- **SOURCE DATA**
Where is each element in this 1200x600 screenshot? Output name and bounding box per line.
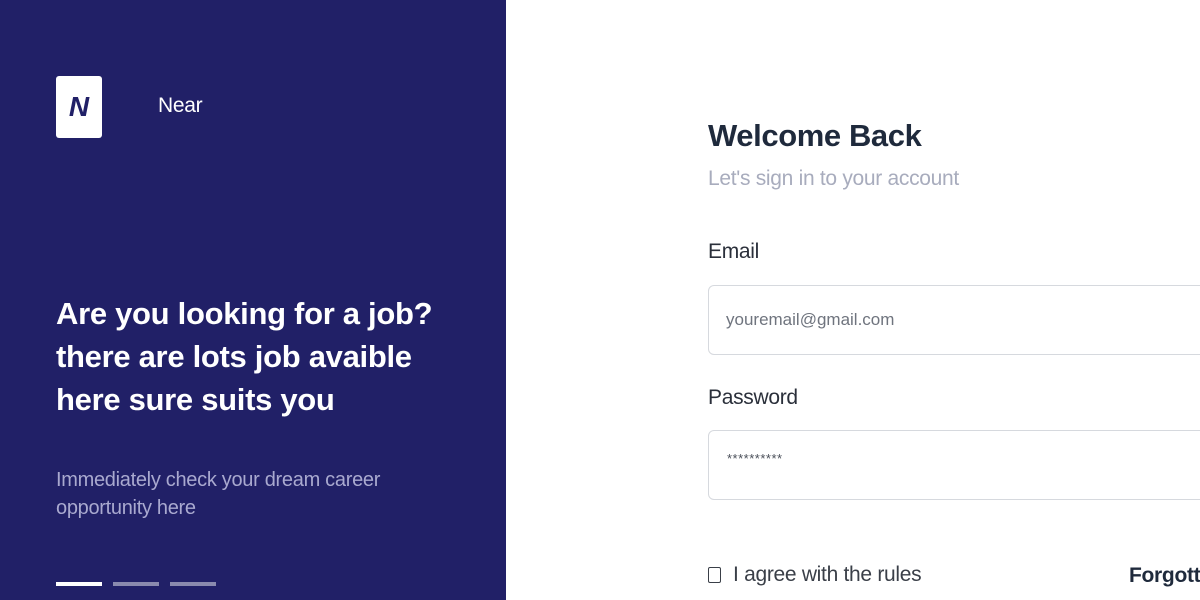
--
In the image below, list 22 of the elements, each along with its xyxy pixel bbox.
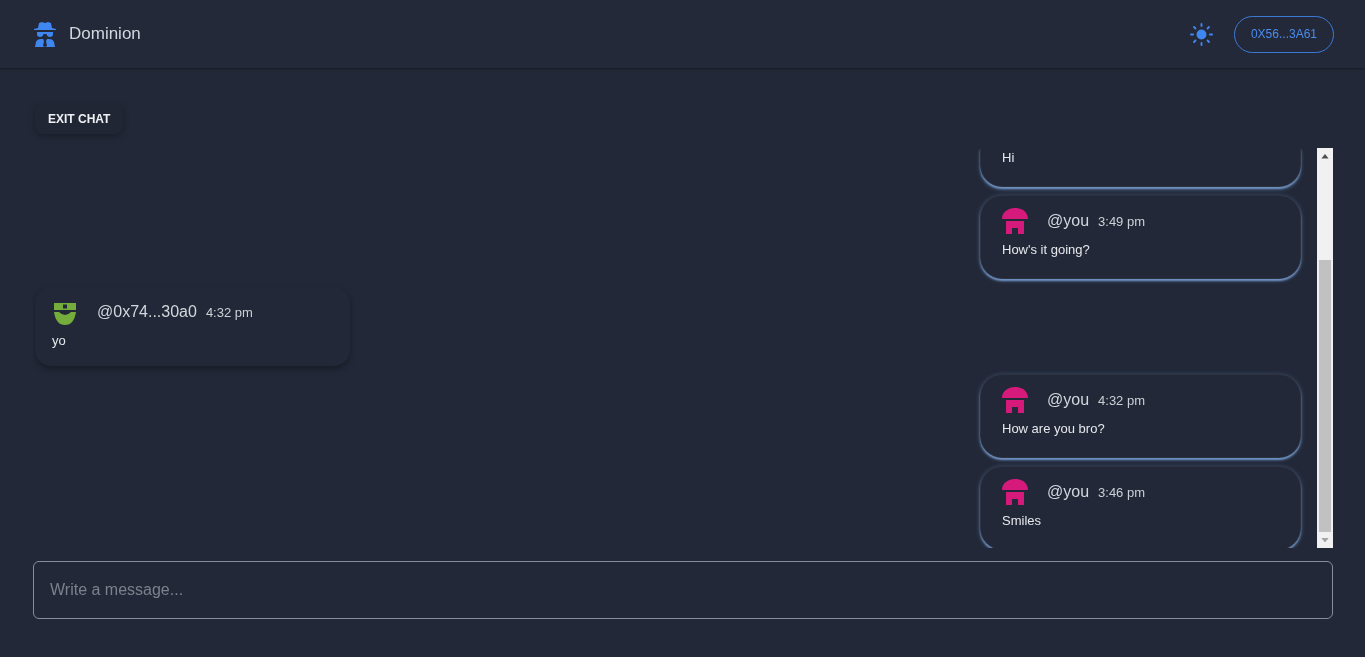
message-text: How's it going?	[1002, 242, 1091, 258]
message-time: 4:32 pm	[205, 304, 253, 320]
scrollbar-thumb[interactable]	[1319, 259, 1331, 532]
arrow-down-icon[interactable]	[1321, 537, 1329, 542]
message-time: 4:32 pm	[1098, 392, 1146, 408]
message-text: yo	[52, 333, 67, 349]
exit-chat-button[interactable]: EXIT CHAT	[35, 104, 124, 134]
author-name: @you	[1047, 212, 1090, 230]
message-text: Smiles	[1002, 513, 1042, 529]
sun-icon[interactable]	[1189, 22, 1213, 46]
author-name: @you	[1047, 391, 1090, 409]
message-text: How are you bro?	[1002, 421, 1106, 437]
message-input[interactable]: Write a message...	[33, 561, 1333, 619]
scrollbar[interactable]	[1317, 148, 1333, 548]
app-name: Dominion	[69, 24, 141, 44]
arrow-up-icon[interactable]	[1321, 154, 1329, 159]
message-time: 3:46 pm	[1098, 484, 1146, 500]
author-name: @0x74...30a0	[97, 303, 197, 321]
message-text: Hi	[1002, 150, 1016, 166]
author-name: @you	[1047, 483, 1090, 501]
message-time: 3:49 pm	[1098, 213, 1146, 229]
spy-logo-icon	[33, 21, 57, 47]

- **WHAT THE TASK REQUIRES**
Write out the data from the line containing "In the image" up to and including the line containing "21, 57, 47]", reproducing each line verbatim and leaving out the pictures.

- **ANSWER IN FULL**
In the image below, list 22 of the elements, each along with its xyxy pixel bbox.
message-text: How's it going?	[1002, 242, 1091, 258]
message-time: 4:32 pm	[205, 304, 253, 320]
scrollbar-thumb[interactable]	[1319, 259, 1331, 532]
arrow-down-icon[interactable]	[1321, 537, 1329, 542]
message-time: 4:32 pm	[1098, 392, 1146, 408]
message-text: yo	[52, 333, 67, 349]
exit-chat-button[interactable]: EXIT CHAT	[35, 104, 124, 134]
author-name: @you	[1047, 212, 1090, 230]
message-text: Smiles	[1002, 513, 1042, 529]
sun-icon[interactable]	[1189, 22, 1213, 46]
author-name: @you	[1047, 391, 1090, 409]
message-text: How are you bro?	[1002, 421, 1106, 437]
message-input[interactable]: Write a message...	[33, 561, 1333, 619]
scrollbar[interactable]	[1317, 148, 1333, 548]
app-name: Dominion	[69, 24, 141, 44]
arrow-up-icon[interactable]	[1321, 154, 1329, 159]
message-time: 3:46 pm	[1098, 484, 1146, 500]
author-name: @0x74...30a0	[97, 303, 197, 321]
message-text: Hi	[1002, 150, 1016, 166]
author-name: @you	[1047, 483, 1090, 501]
message-time: 3:49 pm	[1098, 213, 1146, 229]
spy-logo-icon	[33, 21, 57, 47]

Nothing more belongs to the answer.